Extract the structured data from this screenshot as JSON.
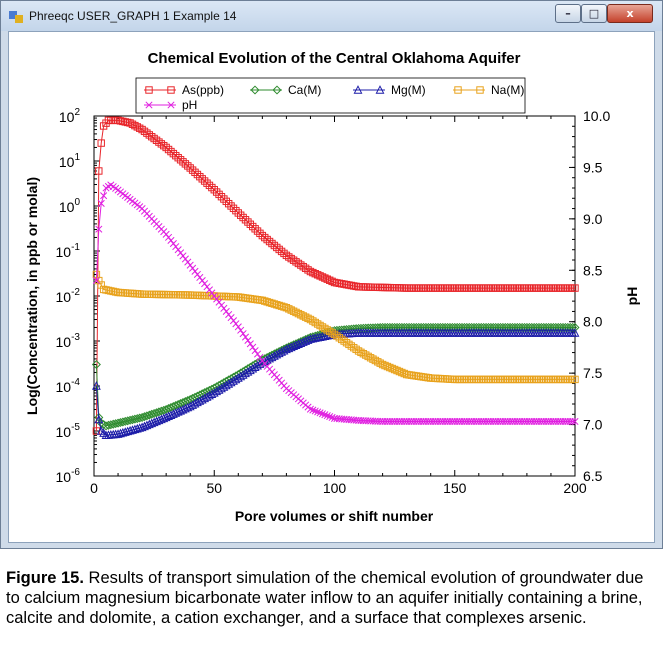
{
  "window": {
    "title": "Phreeqc USER_GRAPH 1 Example 14",
    "buttons": {
      "minimize": "–",
      "maximize": "□",
      "close": "x"
    }
  },
  "caption": {
    "label": "Figure 15.",
    "text": " Results of transport simulation of the chemical evolution of groundwater due to calcium magnesium bicarbonate water inflow to an aquifer initially containing a brine, calcite and dolomite, a cation exchanger, and a surface that complexes arsenic."
  },
  "chart_data": {
    "type": "line",
    "title": "Chemical Evolution of the Central Oklahoma Aquifer",
    "xlabel": "Pore volumes or shift number",
    "ylabel": "Log(Concentration, in ppb or molal)",
    "y2label": "pH",
    "xlim": [
      0,
      200
    ],
    "ylim": [
      1e-06,
      100
    ],
    "yscale": "log",
    "y2lim": [
      6.5,
      10.0
    ],
    "xticks": [
      "0",
      "50",
      "100",
      "150",
      "200"
    ],
    "yticks": [
      {
        "base": "10",
        "exp": "2"
      },
      {
        "base": "10",
        "exp": "1"
      },
      {
        "base": "10",
        "exp": "0"
      },
      {
        "base": "10",
        "exp": "-1"
      },
      {
        "base": "10",
        "exp": "-2"
      },
      {
        "base": "10",
        "exp": "-3"
      },
      {
        "base": "10",
        "exp": "-4"
      },
      {
        "base": "10",
        "exp": "-5"
      },
      {
        "base": "10",
        "exp": "-6"
      }
    ],
    "y2ticks": [
      "10.0",
      "9.5",
      "9.0",
      "8.5",
      "8.0",
      "7.5",
      "7.0",
      "6.5"
    ],
    "legend_position": "top",
    "grid": false,
    "series": [
      {
        "name": "As(ppb)",
        "marker": "square",
        "color": "#e8262b",
        "axis": "left",
        "points": [
          [
            1,
            1e-05
          ],
          [
            1.5,
            0.5
          ],
          [
            2,
            6
          ],
          [
            3,
            25
          ],
          [
            4,
            60
          ],
          [
            6,
            80
          ],
          [
            10,
            80
          ],
          [
            15,
            70
          ],
          [
            20,
            50
          ],
          [
            30,
            20
          ],
          [
            40,
            7
          ],
          [
            50,
            2.3
          ],
          [
            60,
            0.7
          ],
          [
            70,
            0.22
          ],
          [
            80,
            0.08
          ],
          [
            90,
            0.035
          ],
          [
            100,
            0.02
          ],
          [
            110,
            0.016
          ],
          [
            130,
            0.015
          ],
          [
            200,
            0.015
          ]
        ]
      },
      {
        "name": "Ca(M)",
        "marker": "diamond",
        "color": "#2e8b2e",
        "axis": "left",
        "points": [
          [
            1,
            0.0003
          ],
          [
            2,
            2e-05
          ],
          [
            3,
            1.5e-05
          ],
          [
            5,
            1.3e-05
          ],
          [
            10,
            1.5e-05
          ],
          [
            20,
            2e-05
          ],
          [
            30,
            3e-05
          ],
          [
            40,
            5e-05
          ],
          [
            50,
            9e-05
          ],
          [
            60,
            0.00018
          ],
          [
            70,
            0.00038
          ],
          [
            80,
            0.0007
          ],
          [
            90,
            0.0012
          ],
          [
            100,
            0.0017
          ],
          [
            110,
            0.0019
          ],
          [
            120,
            0.002
          ],
          [
            200,
            0.002
          ]
        ]
      },
      {
        "name": "Mg(M)",
        "marker": "triangle",
        "color": "#1c1ca8",
        "axis": "left",
        "points": [
          [
            1,
            0.0001
          ],
          [
            2,
            1.8e-05
          ],
          [
            3,
            1e-05
          ],
          [
            5,
            8e-06
          ],
          [
            10,
            8.5e-06
          ],
          [
            20,
            1.2e-05
          ],
          [
            30,
            2e-05
          ],
          [
            40,
            3.5e-05
          ],
          [
            50,
            7e-05
          ],
          [
            60,
            0.00015
          ],
          [
            70,
            0.00033
          ],
          [
            80,
            0.00065
          ],
          [
            90,
            0.0011
          ],
          [
            100,
            0.0014
          ],
          [
            110,
            0.0015
          ],
          [
            120,
            0.0015
          ],
          [
            200,
            0.0015
          ]
        ]
      },
      {
        "name": "Na(M)",
        "marker": "square",
        "color": "#e8a21c",
        "axis": "left",
        "points": [
          [
            1,
            0.03
          ],
          [
            2,
            0.022
          ],
          [
            4,
            0.014
          ],
          [
            10,
            0.012
          ],
          [
            20,
            0.011
          ],
          [
            40,
            0.0105
          ],
          [
            50,
            0.01
          ],
          [
            60,
            0.0095
          ],
          [
            70,
            0.008
          ],
          [
            80,
            0.0055
          ],
          [
            90,
            0.003
          ],
          [
            100,
            0.0014
          ],
          [
            110,
            0.0006
          ],
          [
            120,
            0.0003
          ],
          [
            130,
            0.00018
          ],
          [
            140,
            0.00015
          ],
          [
            150,
            0.00014
          ],
          [
            200,
            0.00014
          ]
        ]
      },
      {
        "name": "pH",
        "marker": "x",
        "color": "#e020e0",
        "axis": "right",
        "points": [
          [
            1,
            8.4
          ],
          [
            2,
            8.9
          ],
          [
            3,
            9.15
          ],
          [
            5,
            9.3
          ],
          [
            7,
            9.33
          ],
          [
            10,
            9.28
          ],
          [
            20,
            9.1
          ],
          [
            30,
            8.85
          ],
          [
            40,
            8.55
          ],
          [
            50,
            8.25
          ],
          [
            60,
            7.95
          ],
          [
            70,
            7.62
          ],
          [
            80,
            7.35
          ],
          [
            90,
            7.15
          ],
          [
            100,
            7.06
          ],
          [
            110,
            7.04
          ],
          [
            120,
            7.03
          ],
          [
            200,
            7.03
          ]
        ]
      }
    ]
  }
}
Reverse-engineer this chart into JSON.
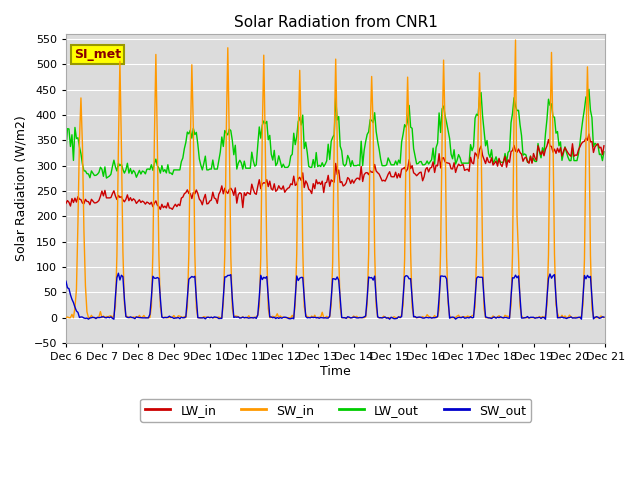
{
  "title": "Solar Radiation from CNR1",
  "ylabel": "Solar Radiation (W/m2)",
  "xlabel": "Time",
  "ylim": [
    -50,
    560
  ],
  "yticks": [
    -50,
    0,
    50,
    100,
    150,
    200,
    250,
    300,
    350,
    400,
    450,
    500,
    550
  ],
  "bg_color": "#dcdcdc",
  "fig_color": "#ffffff",
  "legend_entries": [
    "LW_in",
    "SW_in",
    "LW_out",
    "SW_out"
  ],
  "line_colors": [
    "#cc0000",
    "#ff9900",
    "#00cc00",
    "#0000cc"
  ],
  "station_label": "SI_met",
  "station_box_facecolor": "#ffff00",
  "station_box_edgecolor": "#999900",
  "station_text_color": "#880000",
  "grid_color": "#ffffff",
  "n_days": 15,
  "hours_per_day": 24,
  "figsize": [
    6.4,
    4.8
  ],
  "dpi": 100
}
•••
* _INSTRUCTIONS FOR THE TASK_
Output every entry verbatim. Pictures do not belong in the copy.

* _TASK SOLUTION_
Extract the structured data from this screenshot as JSON.
{
  "window": {
    "title": "Phreeqc USER_GRAPH 1 Example 14",
    "buttons": {
      "minimize": "–",
      "maximize": "□",
      "close": "x"
    }
  },
  "caption": {
    "label": "Figure 15.",
    "text": " Results of transport simulation of the chemical evolution of groundwater due to calcium magnesium bicarbonate water inflow to an aquifer initially containing a brine, calcite and dolomite, a cation exchanger, and a surface that complexes arsenic."
  },
  "chart_data": {
    "type": "line",
    "title": "Chemical Evolution of the Central Oklahoma Aquifer",
    "xlabel": "Pore volumes or shift number",
    "ylabel": "Log(Concentration, in ppb or molal)",
    "y2label": "pH",
    "xlim": [
      0,
      200
    ],
    "ylim": [
      1e-06,
      100
    ],
    "yscale": "log",
    "y2lim": [
      6.5,
      10.0
    ],
    "xticks": [
      "0",
      "50",
      "100",
      "150",
      "200"
    ],
    "yticks": [
      {
        "base": "10",
        "exp": "2"
      },
      {
        "base": "10",
        "exp": "1"
      },
      {
        "base": "10",
        "exp": "0"
      },
      {
        "base": "10",
        "exp": "-1"
      },
      {
        "base": "10",
        "exp": "-2"
      },
      {
        "base": "10",
        "exp": "-3"
      },
      {
        "base": "10",
        "exp": "-4"
      },
      {
        "base": "10",
        "exp": "-5"
      },
      {
        "base": "10",
        "exp": "-6"
      }
    ],
    "y2ticks": [
      "10.0",
      "9.5",
      "9.0",
      "8.5",
      "8.0",
      "7.5",
      "7.0",
      "6.5"
    ],
    "legend_position": "top",
    "grid": false,
    "series": [
      {
        "name": "As(ppb)",
        "marker": "square",
        "color": "#e8262b",
        "axis": "left",
        "points": [
          [
            1,
            1e-05
          ],
          [
            1.5,
            0.5
          ],
          [
            2,
            6
          ],
          [
            3,
            25
          ],
          [
            4,
            60
          ],
          [
            6,
            80
          ],
          [
            10,
            80
          ],
          [
            15,
            70
          ],
          [
            20,
            50
          ],
          [
            30,
            20
          ],
          [
            40,
            7
          ],
          [
            50,
            2.3
          ],
          [
            60,
            0.7
          ],
          [
            70,
            0.22
          ],
          [
            80,
            0.08
          ],
          [
            90,
            0.035
          ],
          [
            100,
            0.02
          ],
          [
            110,
            0.016
          ],
          [
            130,
            0.015
          ],
          [
            200,
            0.015
          ]
        ]
      },
      {
        "name": "Ca(M)",
        "marker": "diamond",
        "color": "#2e8b2e",
        "axis": "left",
        "points": [
          [
            1,
            0.0003
          ],
          [
            2,
            2e-05
          ],
          [
            3,
            1.5e-05
          ],
          [
            5,
            1.3e-05
          ],
          [
            10,
            1.5e-05
          ],
          [
            20,
            2e-05
          ],
          [
            30,
            3e-05
          ],
          [
            40,
            5e-05
          ],
          [
            50,
            9e-05
          ],
          [
            60,
            0.00018
          ],
          [
            70,
            0.00038
          ],
          [
            80,
            0.0007
          ],
          [
            90,
            0.0012
          ],
          [
            100,
            0.0017
          ],
          [
            110,
            0.0019
          ],
          [
            120,
            0.002
          ],
          [
            200,
            0.002
          ]
        ]
      },
      {
        "name": "Mg(M)",
        "marker": "triangle",
        "color": "#1c1ca8",
        "axis": "left",
        "points": [
          [
            1,
            0.0001
          ],
          [
            2,
            1.8e-05
          ],
          [
            3,
            1e-05
          ],
          [
            5,
            8e-06
          ],
          [
            10,
            8.5e-06
          ],
          [
            20,
            1.2e-05
          ],
          [
            30,
            2e-05
          ],
          [
            40,
            3.5e-05
          ],
          [
            50,
            7e-05
          ],
          [
            60,
            0.00015
          ],
          [
            70,
            0.00033
          ],
          [
            80,
            0.00065
          ],
          [
            90,
            0.0011
          ],
          [
            100,
            0.0014
          ],
          [
            110,
            0.0015
          ],
          [
            120,
            0.0015
          ],
          [
            200,
            0.0015
          ]
        ]
      },
      {
        "name": "Na(M)",
        "marker": "square",
        "color": "#e8a21c",
        "axis": "left",
        "points": [
          [
            1,
            0.03
          ],
          [
            2,
            0.022
          ],
          [
            4,
            0.014
          ],
          [
            10,
            0.012
          ],
          [
            20,
            0.011
          ],
          [
            40,
            0.0105
          ],
          [
            50,
            0.01
          ],
          [
            60,
            0.0095
          ],
          [
            70,
            0.008
          ],
          [
            80,
            0.0055
          ],
          [
            90,
            0.003
          ],
          [
            100,
            0.0014
          ],
          [
            110,
            0.0006
          ],
          [
            120,
            0.0003
          ],
          [
            130,
            0.00018
          ],
          [
            140,
            0.00015
          ],
          [
            150,
            0.00014
          ],
          [
            200,
            0.00014
          ]
        ]
      },
      {
        "name": "pH",
        "marker": "x",
        "color": "#e020e0",
        "axis": "right",
        "points": [
          [
            1,
            8.4
          ],
          [
            2,
            8.9
          ],
          [
            3,
            9.15
          ],
          [
            5,
            9.3
          ],
          [
            7,
            9.33
          ],
          [
            10,
            9.28
          ],
          [
            20,
            9.1
          ],
          [
            30,
            8.85
          ],
          [
            40,
            8.55
          ],
          [
            50,
            8.25
          ],
          [
            60,
            7.95
          ],
          [
            70,
            7.62
          ],
          [
            80,
            7.35
          ],
          [
            90,
            7.15
          ],
          [
            100,
            7.06
          ],
          [
            110,
            7.04
          ],
          [
            120,
            7.03
          ],
          [
            200,
            7.03
          ]
        ]
      }
    ]
  }
}
Reverse-engineer this chart into JSON.
{
  "title": "Solar Radiation from CNR1",
  "ylabel": "Solar Radiation (W/m2)",
  "xlabel": "Time",
  "ylim": [
    -50,
    560
  ],
  "yticks": [
    -50,
    0,
    50,
    100,
    150,
    200,
    250,
    300,
    350,
    400,
    450,
    500,
    550
  ],
  "bg_color": "#dcdcdc",
  "fig_color": "#ffffff",
  "legend_entries": [
    "LW_in",
    "SW_in",
    "LW_out",
    "SW_out"
  ],
  "line_colors": [
    "#cc0000",
    "#ff9900",
    "#00cc00",
    "#0000cc"
  ],
  "station_label": "SI_met",
  "station_box_facecolor": "#ffff00",
  "station_box_edgecolor": "#999900",
  "station_text_color": "#880000",
  "grid_color": "#ffffff",
  "n_days": 15,
  "hours_per_day": 24,
  "figsize": [
    6.4,
    4.8
  ],
  "dpi": 100
}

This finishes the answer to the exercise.